┌──

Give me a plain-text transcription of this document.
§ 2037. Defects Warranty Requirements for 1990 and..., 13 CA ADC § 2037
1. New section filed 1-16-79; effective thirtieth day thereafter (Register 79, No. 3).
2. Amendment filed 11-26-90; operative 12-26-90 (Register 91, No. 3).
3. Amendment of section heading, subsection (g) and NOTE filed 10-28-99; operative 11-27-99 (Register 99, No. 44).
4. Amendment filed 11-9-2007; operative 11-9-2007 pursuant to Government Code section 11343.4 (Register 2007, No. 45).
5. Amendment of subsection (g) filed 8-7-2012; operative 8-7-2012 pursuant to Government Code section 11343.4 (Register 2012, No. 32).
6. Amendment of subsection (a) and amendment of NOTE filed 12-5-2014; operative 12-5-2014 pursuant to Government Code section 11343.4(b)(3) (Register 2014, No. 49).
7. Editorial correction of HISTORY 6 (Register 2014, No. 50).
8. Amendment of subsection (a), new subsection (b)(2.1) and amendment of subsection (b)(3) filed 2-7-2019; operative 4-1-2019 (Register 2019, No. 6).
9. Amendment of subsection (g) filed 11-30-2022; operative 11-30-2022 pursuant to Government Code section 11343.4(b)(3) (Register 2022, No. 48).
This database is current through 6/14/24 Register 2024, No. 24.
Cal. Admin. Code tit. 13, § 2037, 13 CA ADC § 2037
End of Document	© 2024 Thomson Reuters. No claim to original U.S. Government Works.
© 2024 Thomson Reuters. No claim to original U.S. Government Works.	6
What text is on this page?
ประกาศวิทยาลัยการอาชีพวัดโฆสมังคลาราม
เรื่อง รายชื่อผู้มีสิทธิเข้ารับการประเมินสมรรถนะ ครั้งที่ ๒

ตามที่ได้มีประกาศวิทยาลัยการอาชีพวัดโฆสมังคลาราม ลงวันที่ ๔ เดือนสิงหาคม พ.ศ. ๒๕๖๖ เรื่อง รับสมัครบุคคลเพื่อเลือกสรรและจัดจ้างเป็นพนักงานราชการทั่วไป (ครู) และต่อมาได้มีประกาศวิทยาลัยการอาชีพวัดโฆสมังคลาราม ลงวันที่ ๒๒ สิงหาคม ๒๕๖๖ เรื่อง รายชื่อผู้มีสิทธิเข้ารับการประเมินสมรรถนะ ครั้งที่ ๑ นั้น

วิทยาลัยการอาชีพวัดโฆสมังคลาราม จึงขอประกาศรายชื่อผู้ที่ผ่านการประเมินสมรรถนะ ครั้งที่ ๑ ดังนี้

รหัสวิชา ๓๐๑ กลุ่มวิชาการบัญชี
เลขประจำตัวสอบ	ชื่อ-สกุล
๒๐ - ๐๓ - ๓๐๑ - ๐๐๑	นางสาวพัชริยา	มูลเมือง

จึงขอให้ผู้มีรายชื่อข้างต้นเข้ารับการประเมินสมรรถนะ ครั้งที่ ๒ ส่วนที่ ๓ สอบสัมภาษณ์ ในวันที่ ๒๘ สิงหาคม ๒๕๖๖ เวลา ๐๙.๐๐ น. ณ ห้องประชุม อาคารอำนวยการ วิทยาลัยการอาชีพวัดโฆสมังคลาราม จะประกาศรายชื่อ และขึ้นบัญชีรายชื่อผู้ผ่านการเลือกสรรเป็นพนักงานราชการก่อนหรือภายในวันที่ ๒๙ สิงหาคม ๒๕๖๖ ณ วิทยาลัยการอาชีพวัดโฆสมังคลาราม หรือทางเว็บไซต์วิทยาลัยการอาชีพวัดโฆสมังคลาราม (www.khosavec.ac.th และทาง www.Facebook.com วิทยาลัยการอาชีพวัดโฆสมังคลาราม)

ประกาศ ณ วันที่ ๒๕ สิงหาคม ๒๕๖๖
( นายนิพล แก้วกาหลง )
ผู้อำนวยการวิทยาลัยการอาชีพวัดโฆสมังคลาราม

└──

Retype all of the material, keeping each line exact.

▶ [Response to the task]:
Give me a plain-text transcription of this document.
§ 2037. Defects Warranty Requirements for 1990 and..., 13 CA ADC § 2037
1. New section filed 1-16-79; effective thirtieth day thereafter (Register 79, No. 3).
2. Amendment filed 11-26-90; operative 12-26-90 (Register 91, No. 3).
3. Amendment of section heading, subsection (g) and NOTE filed 10-28-99; operative 11-27-99 (Register 99, No. 44).
4. Amendment filed 11-9-2007; operative 11-9-2007 pursuant to Government Code section 11343.4 (Register 2007, No. 45).
5. Amendment of subsection (g) filed 8-7-2012; operative 8-7-2012 pursuant to Government Code section 11343.4 (Register 2012, No. 32).
6. Amendment of subsection (a) and amendment of NOTE filed 12-5-2014; operative 12-5-2014 pursuant to Government Code section 11343.4(b)(3) (Register 2014, No. 49).
7. Editorial correction of HISTORY 6 (Register 2014, No. 50).
8. Amendment of subsection (a), new subsection (b)(2.1) and amendment of subsection (b)(3) filed 2-7-2019; operative 4-1-2019 (Register 2019, No. 6).
9. Amendment of subsection (g) filed 11-30-2022; operative 11-30-2022 pursuant to Government Code section 11343.4(b)(3) (Register 2022, No. 48).
This database is current through 6/14/24 Register 2024, No. 24.
Cal. Admin. Code tit. 13, § 2037, 13 CA ADC § 2037
End of Document	© 2024 Thomson Reuters. No claim to original U.S. Government Works.
© 2024 Thomson Reuters. No claim to original U.S. Government Works.	6
What text is on this page?
ประกาศวิทยาลัยการอาชีพวัดโฆสมังคลาราม
เรื่อง รายชื่อผู้มีสิทธิเข้ารับการประเมินสมรรถนะ ครั้งที่ ๒

ตามที่ได้มีประกาศวิทยาลัยการอาชีพวัดโฆสมังคลาราม ลงวันที่ ๔ เดือนสิงหาคม พ.ศ. ๒๕๖๖ เรื่อง รับสมัครบุคคลเพื่อเลือกสรรและจัดจ้างเป็นพนักงานราชการทั่วไป (ครู) และต่อมาได้มีประกาศวิทยาลัยการอาชีพวัดโฆสมังคลาราม ลงวันที่ ๒๒ สิงหาคม ๒๕๖๖ เรื่อง รายชื่อผู้มีสิทธิเข้ารับการประเมินสมรรถนะ ครั้งที่ ๑ นั้น

วิทยาลัยการอาชีพวัดโฆสมังคลาราม จึงขอประกาศรายชื่อผู้ที่ผ่านการประเมินสมรรถนะ ครั้งที่ ๑ ดังนี้

รหัสวิชา ๓๐๑ กลุ่มวิชาการบัญชี
เลขประจำตัวสอบ	ชื่อ-สกุล
๒๐ - ๐๓ - ๓๐๑ - ๐๐๑	นางสาวพัชริยา	มูลเมือง

จึงขอให้ผู้มีรายชื่อข้างต้นเข้ารับการประเมินสมรรถนะ ครั้งที่ ๒ ส่วนที่ ๓ สอบสัมภาษณ์ ในวันที่ ๒๘ สิงหาคม ๒๕๖๖ เวลา ๐๙.๐๐ น. ณ ห้องประชุม อาคารอำนวยการ วิทยาลัยการอาชีพวัดโฆสมังคลาราม จะประกาศรายชื่อ และขึ้นบัญชีรายชื่อผู้ผ่านการเลือกสรรเป็นพนักงานราชการก่อนหรือภายในวันที่ ๒๙ สิงหาคม ๒๕๖๖ ณ วิทยาลัยการอาชีพวัดโฆสมังคลาราม หรือทางเว็บไซต์วิทยาลัยการอาชีพวัดโฆสมังคลาราม (www.khosavec.ac.th และทาง www.Facebook.com วิทยาลัยการอาชีพวัดโฆสมังคลาราม)

ประกาศ ณ วันที่ ๒๕ สิงหาคม ๒๕๖๖
( นายนิพล แก้วกาหลง )
ผู้อำนวยการวิทยาลัยการอาชีพวัดโฆสมังคลาราม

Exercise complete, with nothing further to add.